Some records
┏━━
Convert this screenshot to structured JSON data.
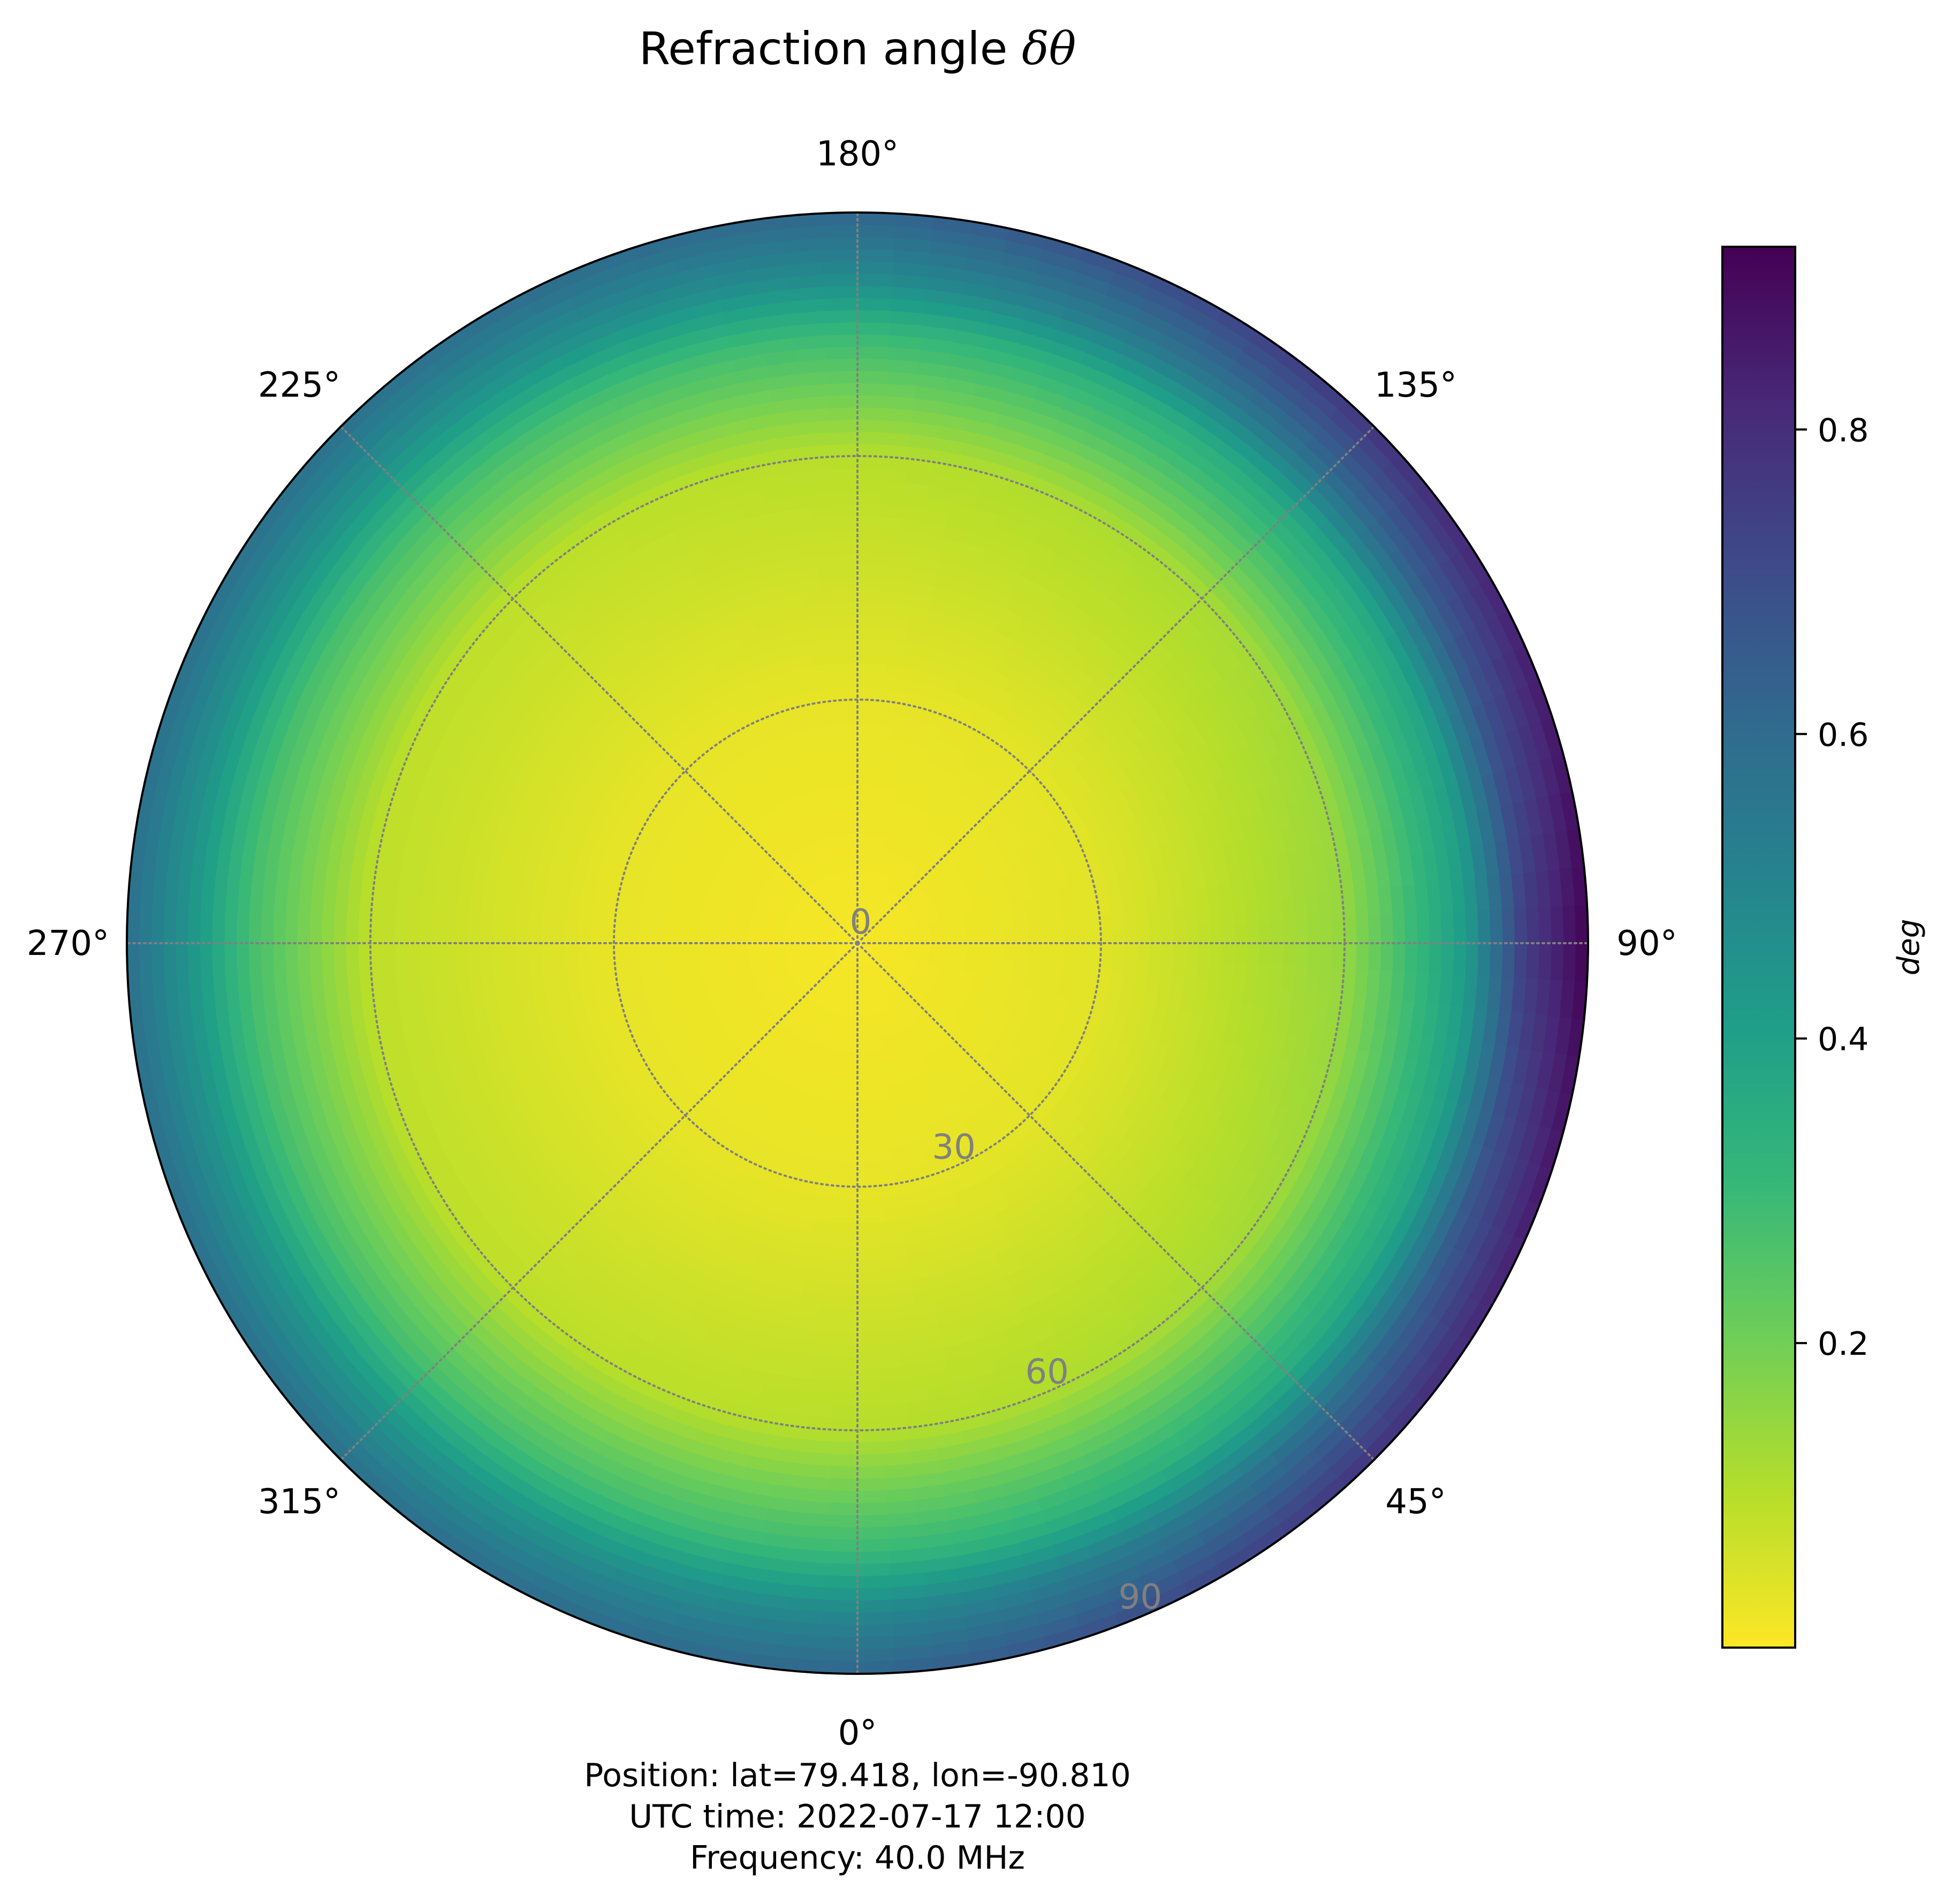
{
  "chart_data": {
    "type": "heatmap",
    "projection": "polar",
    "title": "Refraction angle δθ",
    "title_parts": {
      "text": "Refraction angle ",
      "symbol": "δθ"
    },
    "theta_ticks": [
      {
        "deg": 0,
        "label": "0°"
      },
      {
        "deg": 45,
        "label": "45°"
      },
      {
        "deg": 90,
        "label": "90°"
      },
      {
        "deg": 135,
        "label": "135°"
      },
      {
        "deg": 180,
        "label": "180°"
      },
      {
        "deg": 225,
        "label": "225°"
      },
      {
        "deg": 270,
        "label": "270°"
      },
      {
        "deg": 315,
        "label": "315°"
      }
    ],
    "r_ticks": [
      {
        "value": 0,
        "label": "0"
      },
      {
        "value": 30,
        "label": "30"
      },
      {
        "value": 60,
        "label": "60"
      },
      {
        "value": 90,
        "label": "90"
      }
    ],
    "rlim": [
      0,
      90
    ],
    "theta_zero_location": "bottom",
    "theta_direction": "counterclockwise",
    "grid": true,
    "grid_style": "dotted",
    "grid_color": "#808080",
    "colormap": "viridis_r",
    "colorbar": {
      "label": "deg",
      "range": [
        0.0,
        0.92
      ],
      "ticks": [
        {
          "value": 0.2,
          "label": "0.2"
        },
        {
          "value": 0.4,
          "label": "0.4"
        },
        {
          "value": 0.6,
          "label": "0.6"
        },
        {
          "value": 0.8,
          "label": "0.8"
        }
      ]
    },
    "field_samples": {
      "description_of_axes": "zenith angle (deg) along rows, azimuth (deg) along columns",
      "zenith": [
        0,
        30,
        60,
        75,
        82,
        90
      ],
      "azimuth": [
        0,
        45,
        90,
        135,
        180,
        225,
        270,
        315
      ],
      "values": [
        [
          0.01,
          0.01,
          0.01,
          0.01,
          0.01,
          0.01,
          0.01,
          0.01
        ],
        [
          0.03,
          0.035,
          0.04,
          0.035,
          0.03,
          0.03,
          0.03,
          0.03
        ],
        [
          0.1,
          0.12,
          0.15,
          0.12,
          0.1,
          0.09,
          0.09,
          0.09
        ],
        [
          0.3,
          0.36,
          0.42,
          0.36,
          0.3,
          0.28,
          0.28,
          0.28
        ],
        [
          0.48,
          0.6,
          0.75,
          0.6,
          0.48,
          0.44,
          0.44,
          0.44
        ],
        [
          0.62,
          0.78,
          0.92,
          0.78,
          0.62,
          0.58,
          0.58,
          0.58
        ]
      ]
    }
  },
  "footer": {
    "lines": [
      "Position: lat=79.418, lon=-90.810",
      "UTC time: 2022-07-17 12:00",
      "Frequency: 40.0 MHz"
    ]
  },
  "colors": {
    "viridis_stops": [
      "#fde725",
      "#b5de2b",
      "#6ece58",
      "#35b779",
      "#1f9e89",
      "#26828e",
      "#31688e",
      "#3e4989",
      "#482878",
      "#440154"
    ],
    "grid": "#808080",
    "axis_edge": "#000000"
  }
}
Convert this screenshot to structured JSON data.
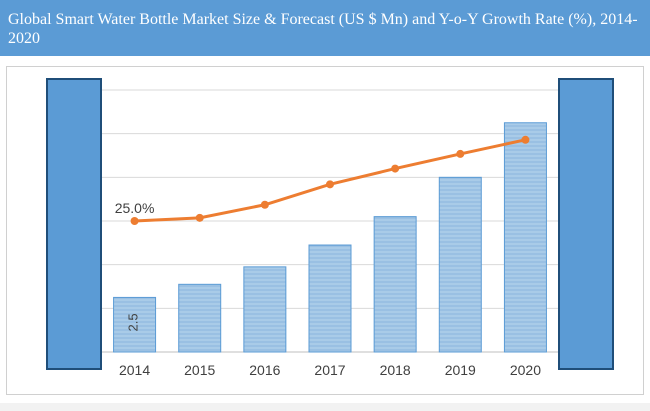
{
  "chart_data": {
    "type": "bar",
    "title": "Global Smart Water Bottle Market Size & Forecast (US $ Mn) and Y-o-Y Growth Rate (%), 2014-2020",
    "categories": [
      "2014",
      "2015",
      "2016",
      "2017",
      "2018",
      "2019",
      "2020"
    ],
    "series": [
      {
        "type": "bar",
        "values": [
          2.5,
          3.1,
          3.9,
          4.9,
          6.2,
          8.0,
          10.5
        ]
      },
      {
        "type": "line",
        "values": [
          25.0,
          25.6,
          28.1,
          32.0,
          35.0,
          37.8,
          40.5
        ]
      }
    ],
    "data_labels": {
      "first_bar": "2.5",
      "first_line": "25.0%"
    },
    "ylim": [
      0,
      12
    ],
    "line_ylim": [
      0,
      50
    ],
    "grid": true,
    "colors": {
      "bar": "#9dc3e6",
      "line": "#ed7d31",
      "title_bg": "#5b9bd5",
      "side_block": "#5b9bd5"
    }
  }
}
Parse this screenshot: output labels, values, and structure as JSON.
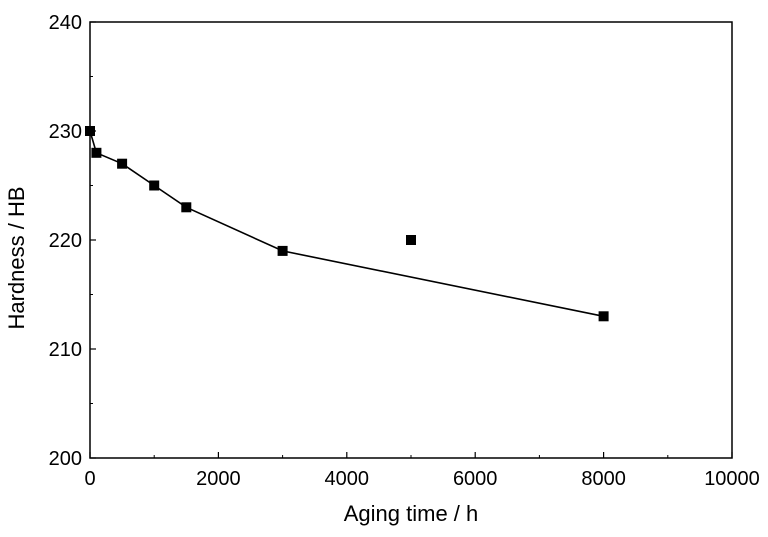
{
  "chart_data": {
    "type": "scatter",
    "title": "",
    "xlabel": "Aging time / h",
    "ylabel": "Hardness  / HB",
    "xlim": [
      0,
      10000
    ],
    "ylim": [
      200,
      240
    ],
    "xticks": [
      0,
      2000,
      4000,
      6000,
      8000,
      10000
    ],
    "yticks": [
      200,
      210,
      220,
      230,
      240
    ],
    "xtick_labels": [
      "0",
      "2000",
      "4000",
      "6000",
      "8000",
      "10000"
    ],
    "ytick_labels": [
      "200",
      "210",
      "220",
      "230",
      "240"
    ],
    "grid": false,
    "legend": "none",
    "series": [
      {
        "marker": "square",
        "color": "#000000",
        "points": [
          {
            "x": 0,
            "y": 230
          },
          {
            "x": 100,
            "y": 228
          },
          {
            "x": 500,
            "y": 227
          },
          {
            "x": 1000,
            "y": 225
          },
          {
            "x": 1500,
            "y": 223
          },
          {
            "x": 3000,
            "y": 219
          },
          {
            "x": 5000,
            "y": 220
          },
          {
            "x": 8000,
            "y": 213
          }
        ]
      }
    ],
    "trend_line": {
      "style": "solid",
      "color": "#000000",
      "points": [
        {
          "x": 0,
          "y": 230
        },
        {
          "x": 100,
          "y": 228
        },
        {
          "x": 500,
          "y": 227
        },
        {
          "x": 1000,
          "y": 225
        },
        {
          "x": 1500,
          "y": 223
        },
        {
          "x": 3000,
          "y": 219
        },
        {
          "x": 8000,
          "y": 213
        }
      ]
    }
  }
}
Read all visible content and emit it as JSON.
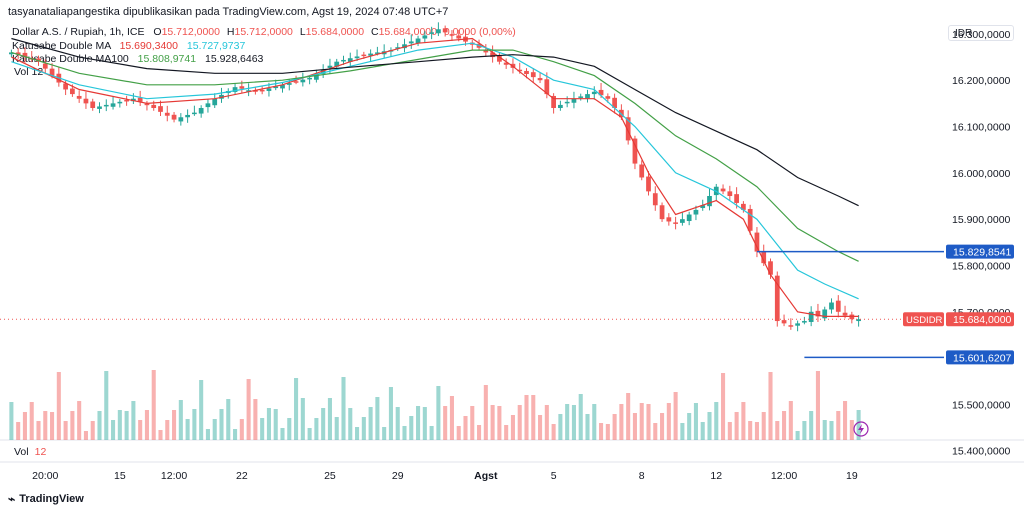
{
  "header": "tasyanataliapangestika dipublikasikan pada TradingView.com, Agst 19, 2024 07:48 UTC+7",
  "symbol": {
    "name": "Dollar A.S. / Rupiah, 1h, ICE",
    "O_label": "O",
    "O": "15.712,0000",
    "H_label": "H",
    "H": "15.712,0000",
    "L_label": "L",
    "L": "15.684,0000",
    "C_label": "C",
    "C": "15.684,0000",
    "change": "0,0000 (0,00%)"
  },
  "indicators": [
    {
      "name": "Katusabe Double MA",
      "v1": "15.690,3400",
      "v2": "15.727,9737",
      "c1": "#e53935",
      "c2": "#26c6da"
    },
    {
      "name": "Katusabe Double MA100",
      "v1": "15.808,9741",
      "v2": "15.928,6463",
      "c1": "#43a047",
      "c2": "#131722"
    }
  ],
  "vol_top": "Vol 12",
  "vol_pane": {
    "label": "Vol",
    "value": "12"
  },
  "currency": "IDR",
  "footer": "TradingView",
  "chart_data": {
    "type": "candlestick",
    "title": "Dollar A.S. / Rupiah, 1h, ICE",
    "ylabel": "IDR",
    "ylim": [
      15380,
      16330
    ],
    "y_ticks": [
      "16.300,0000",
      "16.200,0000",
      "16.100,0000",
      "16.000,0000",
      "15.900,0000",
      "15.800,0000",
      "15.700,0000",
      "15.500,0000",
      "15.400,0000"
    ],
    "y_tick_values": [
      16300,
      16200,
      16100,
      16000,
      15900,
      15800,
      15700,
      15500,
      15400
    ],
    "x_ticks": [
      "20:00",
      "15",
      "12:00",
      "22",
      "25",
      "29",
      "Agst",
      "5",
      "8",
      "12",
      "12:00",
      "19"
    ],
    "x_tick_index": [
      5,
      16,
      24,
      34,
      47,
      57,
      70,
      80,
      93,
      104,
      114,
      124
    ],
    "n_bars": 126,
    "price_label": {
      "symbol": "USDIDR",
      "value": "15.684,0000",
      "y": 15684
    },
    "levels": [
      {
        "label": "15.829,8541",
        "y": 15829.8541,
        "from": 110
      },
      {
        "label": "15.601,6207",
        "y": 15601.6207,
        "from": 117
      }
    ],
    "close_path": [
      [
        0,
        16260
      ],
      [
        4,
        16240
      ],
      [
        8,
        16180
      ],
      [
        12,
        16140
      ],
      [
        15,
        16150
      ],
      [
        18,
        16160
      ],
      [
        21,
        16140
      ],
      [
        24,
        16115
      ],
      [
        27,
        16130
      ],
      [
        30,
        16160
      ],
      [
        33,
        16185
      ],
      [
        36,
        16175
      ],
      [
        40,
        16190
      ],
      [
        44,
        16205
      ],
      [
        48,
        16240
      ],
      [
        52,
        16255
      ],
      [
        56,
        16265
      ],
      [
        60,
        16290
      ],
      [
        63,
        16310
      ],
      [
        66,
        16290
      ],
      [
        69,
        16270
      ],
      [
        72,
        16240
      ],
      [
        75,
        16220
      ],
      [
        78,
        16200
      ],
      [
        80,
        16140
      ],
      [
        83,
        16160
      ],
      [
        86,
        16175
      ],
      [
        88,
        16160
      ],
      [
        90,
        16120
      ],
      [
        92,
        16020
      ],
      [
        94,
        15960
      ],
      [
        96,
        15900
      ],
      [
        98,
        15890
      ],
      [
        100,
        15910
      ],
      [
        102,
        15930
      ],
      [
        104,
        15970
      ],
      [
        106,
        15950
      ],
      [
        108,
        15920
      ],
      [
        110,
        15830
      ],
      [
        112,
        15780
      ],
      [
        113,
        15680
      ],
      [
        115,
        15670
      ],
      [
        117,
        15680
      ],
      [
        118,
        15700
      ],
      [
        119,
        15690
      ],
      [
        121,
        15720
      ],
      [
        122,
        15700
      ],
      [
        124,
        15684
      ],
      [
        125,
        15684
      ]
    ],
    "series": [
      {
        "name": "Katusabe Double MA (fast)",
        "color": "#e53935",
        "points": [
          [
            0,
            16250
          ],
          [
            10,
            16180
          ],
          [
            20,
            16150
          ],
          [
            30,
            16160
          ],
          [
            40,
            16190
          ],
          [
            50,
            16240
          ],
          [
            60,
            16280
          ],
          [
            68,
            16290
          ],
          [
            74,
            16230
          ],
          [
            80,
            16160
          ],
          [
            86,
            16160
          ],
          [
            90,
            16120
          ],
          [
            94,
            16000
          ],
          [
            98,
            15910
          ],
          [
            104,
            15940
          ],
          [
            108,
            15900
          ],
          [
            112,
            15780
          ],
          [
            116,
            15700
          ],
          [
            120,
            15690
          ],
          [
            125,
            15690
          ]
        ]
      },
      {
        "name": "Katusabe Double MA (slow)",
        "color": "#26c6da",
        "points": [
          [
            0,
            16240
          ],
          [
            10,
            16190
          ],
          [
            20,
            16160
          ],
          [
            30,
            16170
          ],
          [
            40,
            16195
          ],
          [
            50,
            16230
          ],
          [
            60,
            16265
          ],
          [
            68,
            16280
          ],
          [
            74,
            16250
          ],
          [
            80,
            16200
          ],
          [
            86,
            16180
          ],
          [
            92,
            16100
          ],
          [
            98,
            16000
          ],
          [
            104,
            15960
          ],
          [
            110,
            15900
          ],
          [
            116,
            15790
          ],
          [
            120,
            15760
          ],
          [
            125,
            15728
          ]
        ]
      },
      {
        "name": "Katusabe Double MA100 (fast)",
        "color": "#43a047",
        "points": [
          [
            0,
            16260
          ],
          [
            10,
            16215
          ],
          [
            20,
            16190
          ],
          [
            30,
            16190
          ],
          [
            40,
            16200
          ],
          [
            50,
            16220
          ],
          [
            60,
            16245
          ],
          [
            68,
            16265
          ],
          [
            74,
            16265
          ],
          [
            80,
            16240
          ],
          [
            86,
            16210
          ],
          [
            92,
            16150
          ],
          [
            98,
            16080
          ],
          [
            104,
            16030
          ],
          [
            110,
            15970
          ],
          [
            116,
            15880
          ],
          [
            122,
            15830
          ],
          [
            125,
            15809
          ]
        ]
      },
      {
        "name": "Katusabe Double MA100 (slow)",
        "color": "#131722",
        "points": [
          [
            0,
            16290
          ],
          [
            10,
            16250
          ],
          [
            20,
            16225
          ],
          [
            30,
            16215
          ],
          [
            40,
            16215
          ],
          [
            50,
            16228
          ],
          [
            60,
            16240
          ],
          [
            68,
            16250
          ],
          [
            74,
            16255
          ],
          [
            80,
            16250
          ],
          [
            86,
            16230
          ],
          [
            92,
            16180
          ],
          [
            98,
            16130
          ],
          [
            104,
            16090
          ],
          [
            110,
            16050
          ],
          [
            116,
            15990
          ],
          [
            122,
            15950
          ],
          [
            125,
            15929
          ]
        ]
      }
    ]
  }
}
┗━━
* **WHAT IS ASKED**
Check each line of the records for "azimuth" and copy the ones that contain it.

* **EXERCISE ANSWER**
      "description_of_axes": "zenith angle (deg) along rows, azimuth (deg) along columns",
      "azimuth": [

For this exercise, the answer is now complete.